§ Work required
Quote the listing below in its entirety, omitting every image.

§ Information supplied
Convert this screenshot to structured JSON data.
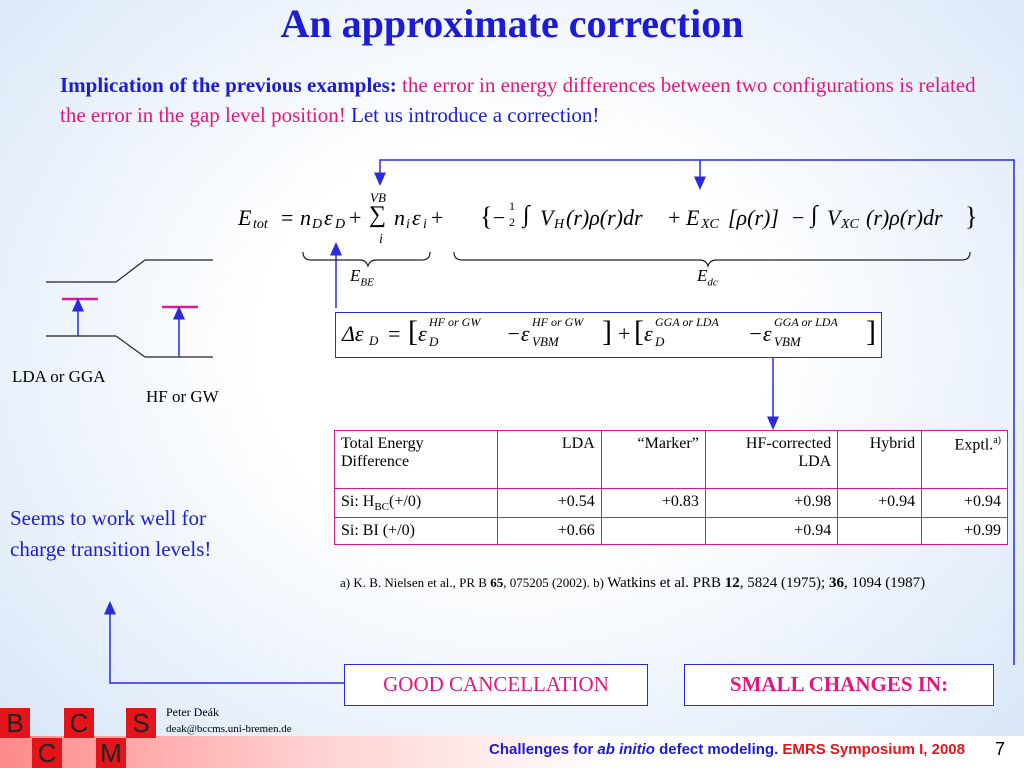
{
  "title": "An approximate correction",
  "intro": {
    "lead": "Implication of the previous examples",
    "colon": ":",
    "magenta": " the error in energy differences between two configurations is related the error in the gap level position!",
    "blue": " Let us introduce a correction!"
  },
  "equation": {
    "E": "E",
    "tot": "tot",
    "eq": "=",
    "nD": "n",
    "D": "D",
    "epsD": "ε",
    "D2": "D",
    "plus1": "+",
    "sum": "∑",
    "VB": "VB",
    "i": "i",
    "ni": "n",
    "i1": "i",
    "epsi": "ε",
    "i2": "i",
    "plus2": "+",
    "lbrace": "{",
    "minus": "−",
    "half_n": "1",
    "half_d": "2",
    "int1": "∫",
    "V": "V",
    "H": "H",
    "rho_r_dr": "(r)ρ(r)dr",
    "plus3": "+",
    "Exc": "E",
    "XC": "XC",
    "rho_arg": "[ρ(r)]",
    "minus2": "−",
    "int2": "∫",
    "V2": "V",
    "XC2": "XC",
    "rho_r_dr2": "(r)ρ(r)dr",
    "rbrace": "}",
    "EBE": "E",
    "BE": "BE",
    "Edc": "E",
    "dc": "dc"
  },
  "delta": {
    "Delta": "Δε",
    "D": "D",
    "eq": "=",
    "eps1": "ε",
    "sup1": "HF or GW",
    "sub1": "D",
    "minus1": "−ε",
    "sup2": "HF or GW",
    "sub2": "VBM",
    "plus": "+",
    "eps3": "ε",
    "sup3": "GGA or LDA",
    "sub3": "D",
    "minus2": "−ε",
    "sup4": "GGA or LDA",
    "sub4": "VBM"
  },
  "diagram": {
    "lda_label": "LDA or GGA",
    "hf_label": "HF or GW"
  },
  "side_note": {
    "line1": "Seems to work well for",
    "line2": "charge transition levels!"
  },
  "table": {
    "headers": [
      "Total Energy Difference",
      "LDA",
      "“Marker”",
      "HF-corrected LDA",
      "Hybrid",
      "Exptl."
    ],
    "header_sup": "a)",
    "rows": [
      {
        "label_main": "Si: H",
        "label_sub": "BC",
        "label_rest": "(+/0)",
        "values": [
          "+0.54",
          "+0.83",
          "+0.98",
          "+0.94",
          "+0.94"
        ]
      },
      {
        "label_main": "Si: BI (+/0)",
        "label_sub": "",
        "label_rest": "",
        "values": [
          "+0.66",
          "",
          "+0.94",
          "",
          "+0.99"
        ]
      }
    ]
  },
  "refs": {
    "a": "a) K. B. Nielsen et al., PR B ",
    "a_vol": "65",
    "a_rest": ", 075205 (2002). b) ",
    "b": "Watkins et al. PRB ",
    "b_vol1": "12",
    "b_mid": ", 5824 (1975); ",
    "b_vol2": "36",
    "b_rest": ", 1094 (1987)"
  },
  "good_cancellation": "GOOD CANCELLATION",
  "small_changes": "SMALL CHANGES IN:",
  "author": {
    "name": "Peter Deák",
    "email": "deak@bccms.uni-bremen.de"
  },
  "logo_letters": [
    "B",
    "C",
    "S",
    "C",
    "M"
  ],
  "footer": {
    "part1": "Challenges for ",
    "italic": "ab initio",
    "part2": " defect modeling. ",
    "red": "EMRS Symposium I, 2008"
  },
  "page_number": "7",
  "colors": {
    "title": "#1b1bd8",
    "magenta": "#e6157e",
    "table_border": "#d21a8a",
    "logo_red": "#e3151a"
  }
}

§ Result below
Convert this screenshot to structured JSON data.
{
  "title": "An approximate correction",
  "intro": {
    "lead": "Implication of the previous examples",
    "colon": ":",
    "magenta": " the error in energy differences between two configurations is related the error in the gap level position!",
    "blue": " Let us introduce a correction!"
  },
  "equation": {
    "E": "E",
    "tot": "tot",
    "eq": "=",
    "nD": "n",
    "D": "D",
    "epsD": "ε",
    "D2": "D",
    "plus1": "+",
    "sum": "∑",
    "VB": "VB",
    "i": "i",
    "ni": "n",
    "i1": "i",
    "epsi": "ε",
    "i2": "i",
    "plus2": "+",
    "lbrace": "{",
    "minus": "−",
    "half_n": "1",
    "half_d": "2",
    "int1": "∫",
    "V": "V",
    "H": "H",
    "rho_r_dr": "(r)ρ(r)dr",
    "plus3": "+",
    "Exc": "E",
    "XC": "XC",
    "rho_arg": "[ρ(r)]",
    "minus2": "−",
    "int2": "∫",
    "V2": "V",
    "XC2": "XC",
    "rho_r_dr2": "(r)ρ(r)dr",
    "rbrace": "}",
    "EBE": "E",
    "BE": "BE",
    "Edc": "E",
    "dc": "dc"
  },
  "delta": {
    "Delta": "Δε",
    "D": "D",
    "eq": "=",
    "eps1": "ε",
    "sup1": "HF or GW",
    "sub1": "D",
    "minus1": "−ε",
    "sup2": "HF or GW",
    "sub2": "VBM",
    "plus": "+",
    "eps3": "ε",
    "sup3": "GGA or LDA",
    "sub3": "D",
    "minus2": "−ε",
    "sup4": "GGA or LDA",
    "sub4": "VBM"
  },
  "diagram": {
    "lda_label": "LDA or GGA",
    "hf_label": "HF or GW"
  },
  "side_note": {
    "line1": "Seems to work well for",
    "line2": "charge transition levels!"
  },
  "table": {
    "headers": [
      "Total Energy Difference",
      "LDA",
      "“Marker”",
      "HF-corrected LDA",
      "Hybrid",
      "Exptl."
    ],
    "header_sup": "a)",
    "rows": [
      {
        "label_main": "Si: H",
        "label_sub": "BC",
        "label_rest": "(+/0)",
        "values": [
          "+0.54",
          "+0.83",
          "+0.98",
          "+0.94",
          "+0.94"
        ]
      },
      {
        "label_main": "Si: BI (+/0)",
        "label_sub": "",
        "label_rest": "",
        "values": [
          "+0.66",
          "",
          "+0.94",
          "",
          "+0.99"
        ]
      }
    ]
  },
  "refs": {
    "a": "a) K. B. Nielsen et al., PR B ",
    "a_vol": "65",
    "a_rest": ", 075205 (2002). b) ",
    "b": "Watkins et al. PRB ",
    "b_vol1": "12",
    "b_mid": ", 5824 (1975); ",
    "b_vol2": "36",
    "b_rest": ", 1094 (1987)"
  },
  "good_cancellation": "GOOD CANCELLATION",
  "small_changes": "SMALL CHANGES IN:",
  "author": {
    "name": "Peter Deák",
    "email": "deak@bccms.uni-bremen.de"
  },
  "logo_letters": [
    "B",
    "C",
    "S",
    "C",
    "M"
  ],
  "footer": {
    "part1": "Challenges for ",
    "italic": "ab initio",
    "part2": " defect modeling. ",
    "red": "EMRS Symposium I, 2008"
  },
  "page_number": "7",
  "colors": {
    "title": "#1b1bd8",
    "magenta": "#e6157e",
    "table_border": "#d21a8a",
    "logo_red": "#e3151a"
  }
}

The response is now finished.